Pick out the lines in the listing below that contain the word "trip" and copy them.

(Dataset records)
--

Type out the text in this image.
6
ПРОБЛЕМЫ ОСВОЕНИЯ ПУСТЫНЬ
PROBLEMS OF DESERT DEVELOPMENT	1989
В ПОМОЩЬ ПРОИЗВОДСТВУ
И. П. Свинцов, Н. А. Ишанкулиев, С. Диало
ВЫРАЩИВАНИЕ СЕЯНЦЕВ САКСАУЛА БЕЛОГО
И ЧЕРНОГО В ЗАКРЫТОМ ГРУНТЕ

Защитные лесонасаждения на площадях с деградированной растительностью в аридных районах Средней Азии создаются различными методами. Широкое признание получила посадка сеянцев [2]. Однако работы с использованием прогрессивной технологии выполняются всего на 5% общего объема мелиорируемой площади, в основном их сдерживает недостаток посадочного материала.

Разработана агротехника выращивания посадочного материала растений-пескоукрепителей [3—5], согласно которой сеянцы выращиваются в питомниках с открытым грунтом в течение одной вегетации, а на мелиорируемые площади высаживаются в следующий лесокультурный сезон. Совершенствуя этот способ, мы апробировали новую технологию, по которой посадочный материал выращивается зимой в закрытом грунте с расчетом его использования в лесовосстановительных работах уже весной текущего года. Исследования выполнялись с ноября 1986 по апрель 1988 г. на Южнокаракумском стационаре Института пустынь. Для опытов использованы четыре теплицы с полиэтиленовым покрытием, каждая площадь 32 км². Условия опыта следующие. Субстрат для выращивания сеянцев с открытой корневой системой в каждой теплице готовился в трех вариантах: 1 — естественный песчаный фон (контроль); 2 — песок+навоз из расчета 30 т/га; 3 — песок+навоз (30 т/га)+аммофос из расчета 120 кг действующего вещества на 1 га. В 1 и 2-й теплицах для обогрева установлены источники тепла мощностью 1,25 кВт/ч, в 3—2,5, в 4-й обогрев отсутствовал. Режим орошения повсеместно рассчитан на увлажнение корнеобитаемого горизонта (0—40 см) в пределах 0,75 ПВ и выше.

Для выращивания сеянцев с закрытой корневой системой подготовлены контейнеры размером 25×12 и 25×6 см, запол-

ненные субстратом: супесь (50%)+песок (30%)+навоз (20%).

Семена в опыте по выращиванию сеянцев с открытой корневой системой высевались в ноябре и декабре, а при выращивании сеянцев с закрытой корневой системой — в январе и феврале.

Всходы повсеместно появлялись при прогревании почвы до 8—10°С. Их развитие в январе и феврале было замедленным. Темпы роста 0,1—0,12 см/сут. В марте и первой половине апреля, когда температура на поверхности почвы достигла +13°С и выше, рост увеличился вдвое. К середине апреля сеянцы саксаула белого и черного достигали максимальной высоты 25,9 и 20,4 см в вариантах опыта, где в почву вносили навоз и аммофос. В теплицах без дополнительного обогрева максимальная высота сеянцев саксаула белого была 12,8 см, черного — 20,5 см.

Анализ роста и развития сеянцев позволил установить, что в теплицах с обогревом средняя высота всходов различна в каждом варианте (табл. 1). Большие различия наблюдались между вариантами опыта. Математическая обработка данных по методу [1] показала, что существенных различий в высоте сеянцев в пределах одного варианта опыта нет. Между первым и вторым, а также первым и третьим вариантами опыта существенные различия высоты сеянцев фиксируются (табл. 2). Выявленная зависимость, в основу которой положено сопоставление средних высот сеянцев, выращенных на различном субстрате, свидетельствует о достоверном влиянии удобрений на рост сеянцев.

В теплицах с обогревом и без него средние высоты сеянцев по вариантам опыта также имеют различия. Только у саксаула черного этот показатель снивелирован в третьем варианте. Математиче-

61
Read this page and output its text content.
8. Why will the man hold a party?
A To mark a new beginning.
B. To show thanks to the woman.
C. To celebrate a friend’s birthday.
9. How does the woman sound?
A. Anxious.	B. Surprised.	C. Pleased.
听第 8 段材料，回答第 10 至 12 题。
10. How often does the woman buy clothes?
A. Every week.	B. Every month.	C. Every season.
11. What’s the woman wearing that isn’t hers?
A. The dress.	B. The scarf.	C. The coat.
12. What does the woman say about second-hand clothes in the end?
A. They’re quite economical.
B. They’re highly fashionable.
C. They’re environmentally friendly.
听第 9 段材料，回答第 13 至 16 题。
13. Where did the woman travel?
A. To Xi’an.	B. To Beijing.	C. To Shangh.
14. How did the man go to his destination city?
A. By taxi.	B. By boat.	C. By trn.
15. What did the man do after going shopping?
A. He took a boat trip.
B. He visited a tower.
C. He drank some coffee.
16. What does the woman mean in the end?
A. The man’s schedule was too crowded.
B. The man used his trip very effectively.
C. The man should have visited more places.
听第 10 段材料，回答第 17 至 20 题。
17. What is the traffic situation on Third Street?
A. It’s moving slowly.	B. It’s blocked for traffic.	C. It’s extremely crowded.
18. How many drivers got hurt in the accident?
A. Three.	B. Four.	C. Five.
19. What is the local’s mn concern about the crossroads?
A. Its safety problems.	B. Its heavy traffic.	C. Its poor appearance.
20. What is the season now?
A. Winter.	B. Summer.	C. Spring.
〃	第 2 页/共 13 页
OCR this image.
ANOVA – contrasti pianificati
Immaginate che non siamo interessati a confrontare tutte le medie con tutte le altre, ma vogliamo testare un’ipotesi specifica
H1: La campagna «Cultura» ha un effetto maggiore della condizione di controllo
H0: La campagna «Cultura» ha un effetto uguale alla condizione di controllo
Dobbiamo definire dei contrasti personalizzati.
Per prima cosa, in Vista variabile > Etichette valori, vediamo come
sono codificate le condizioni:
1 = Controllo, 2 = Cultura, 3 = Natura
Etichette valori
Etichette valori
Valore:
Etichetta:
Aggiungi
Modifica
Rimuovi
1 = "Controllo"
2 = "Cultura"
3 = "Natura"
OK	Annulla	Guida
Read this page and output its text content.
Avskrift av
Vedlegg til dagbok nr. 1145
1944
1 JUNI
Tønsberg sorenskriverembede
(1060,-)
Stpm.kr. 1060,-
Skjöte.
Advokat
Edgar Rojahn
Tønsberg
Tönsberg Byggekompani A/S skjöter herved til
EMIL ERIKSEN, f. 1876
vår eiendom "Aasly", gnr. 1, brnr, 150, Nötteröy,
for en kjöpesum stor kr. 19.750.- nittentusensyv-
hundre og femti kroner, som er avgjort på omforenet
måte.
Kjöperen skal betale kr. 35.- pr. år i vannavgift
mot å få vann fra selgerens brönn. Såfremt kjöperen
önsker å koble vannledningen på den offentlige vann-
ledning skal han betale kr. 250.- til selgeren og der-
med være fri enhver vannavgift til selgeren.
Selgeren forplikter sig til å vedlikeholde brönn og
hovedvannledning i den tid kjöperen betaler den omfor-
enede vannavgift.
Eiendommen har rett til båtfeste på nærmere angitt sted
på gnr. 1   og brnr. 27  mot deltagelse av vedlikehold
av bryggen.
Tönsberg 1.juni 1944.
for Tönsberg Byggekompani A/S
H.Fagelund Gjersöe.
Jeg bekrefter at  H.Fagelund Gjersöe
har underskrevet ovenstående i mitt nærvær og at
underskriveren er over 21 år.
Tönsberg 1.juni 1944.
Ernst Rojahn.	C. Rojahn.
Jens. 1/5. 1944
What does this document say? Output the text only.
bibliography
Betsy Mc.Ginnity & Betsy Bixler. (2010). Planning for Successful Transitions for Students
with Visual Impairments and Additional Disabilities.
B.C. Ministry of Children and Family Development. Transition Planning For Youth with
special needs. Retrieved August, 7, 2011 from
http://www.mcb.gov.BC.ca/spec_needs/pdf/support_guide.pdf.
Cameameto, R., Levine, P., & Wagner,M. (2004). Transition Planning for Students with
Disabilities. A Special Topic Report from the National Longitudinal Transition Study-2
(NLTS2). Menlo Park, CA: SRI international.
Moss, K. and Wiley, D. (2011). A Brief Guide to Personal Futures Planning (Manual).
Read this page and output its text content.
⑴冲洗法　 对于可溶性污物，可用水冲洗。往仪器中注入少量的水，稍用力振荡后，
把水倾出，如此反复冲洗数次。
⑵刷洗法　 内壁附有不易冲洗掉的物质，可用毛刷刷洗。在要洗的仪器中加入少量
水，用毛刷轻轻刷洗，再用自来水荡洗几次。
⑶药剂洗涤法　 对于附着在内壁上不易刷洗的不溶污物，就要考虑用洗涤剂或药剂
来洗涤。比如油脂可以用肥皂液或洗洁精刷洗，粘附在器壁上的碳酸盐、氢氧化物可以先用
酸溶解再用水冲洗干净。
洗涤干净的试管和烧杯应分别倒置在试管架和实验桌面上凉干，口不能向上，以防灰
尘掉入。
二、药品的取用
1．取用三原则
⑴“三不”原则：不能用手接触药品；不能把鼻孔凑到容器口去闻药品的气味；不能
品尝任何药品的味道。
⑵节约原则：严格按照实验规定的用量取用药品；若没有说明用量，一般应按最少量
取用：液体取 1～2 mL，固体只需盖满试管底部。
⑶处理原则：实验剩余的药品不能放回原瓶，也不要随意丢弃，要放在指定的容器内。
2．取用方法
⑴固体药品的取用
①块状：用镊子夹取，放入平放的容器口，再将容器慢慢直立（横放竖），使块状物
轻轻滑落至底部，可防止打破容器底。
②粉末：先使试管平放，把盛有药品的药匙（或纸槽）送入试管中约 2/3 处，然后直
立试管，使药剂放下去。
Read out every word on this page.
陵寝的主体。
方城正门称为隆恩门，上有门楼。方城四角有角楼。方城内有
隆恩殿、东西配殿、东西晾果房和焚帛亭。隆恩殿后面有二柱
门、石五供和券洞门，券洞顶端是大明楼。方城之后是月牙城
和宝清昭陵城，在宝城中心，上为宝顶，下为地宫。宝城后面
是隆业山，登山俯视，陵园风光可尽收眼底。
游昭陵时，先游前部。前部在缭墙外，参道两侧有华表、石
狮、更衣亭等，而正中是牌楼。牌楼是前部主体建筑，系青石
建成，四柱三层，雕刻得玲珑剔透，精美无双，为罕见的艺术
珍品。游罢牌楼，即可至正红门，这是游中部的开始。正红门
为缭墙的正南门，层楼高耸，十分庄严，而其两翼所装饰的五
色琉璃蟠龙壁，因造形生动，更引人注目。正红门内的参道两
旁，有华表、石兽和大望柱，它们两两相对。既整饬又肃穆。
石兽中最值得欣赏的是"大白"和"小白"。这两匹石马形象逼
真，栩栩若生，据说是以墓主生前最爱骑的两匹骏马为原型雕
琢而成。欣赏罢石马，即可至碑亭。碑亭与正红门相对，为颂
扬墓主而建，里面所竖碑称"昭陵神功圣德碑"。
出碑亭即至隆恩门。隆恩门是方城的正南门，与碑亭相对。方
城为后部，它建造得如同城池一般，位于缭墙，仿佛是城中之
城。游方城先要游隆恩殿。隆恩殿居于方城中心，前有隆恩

--

RESPONSE TO THIS EXERCISE.
A. He took a boat trip.
B. The man used his trip very effectively.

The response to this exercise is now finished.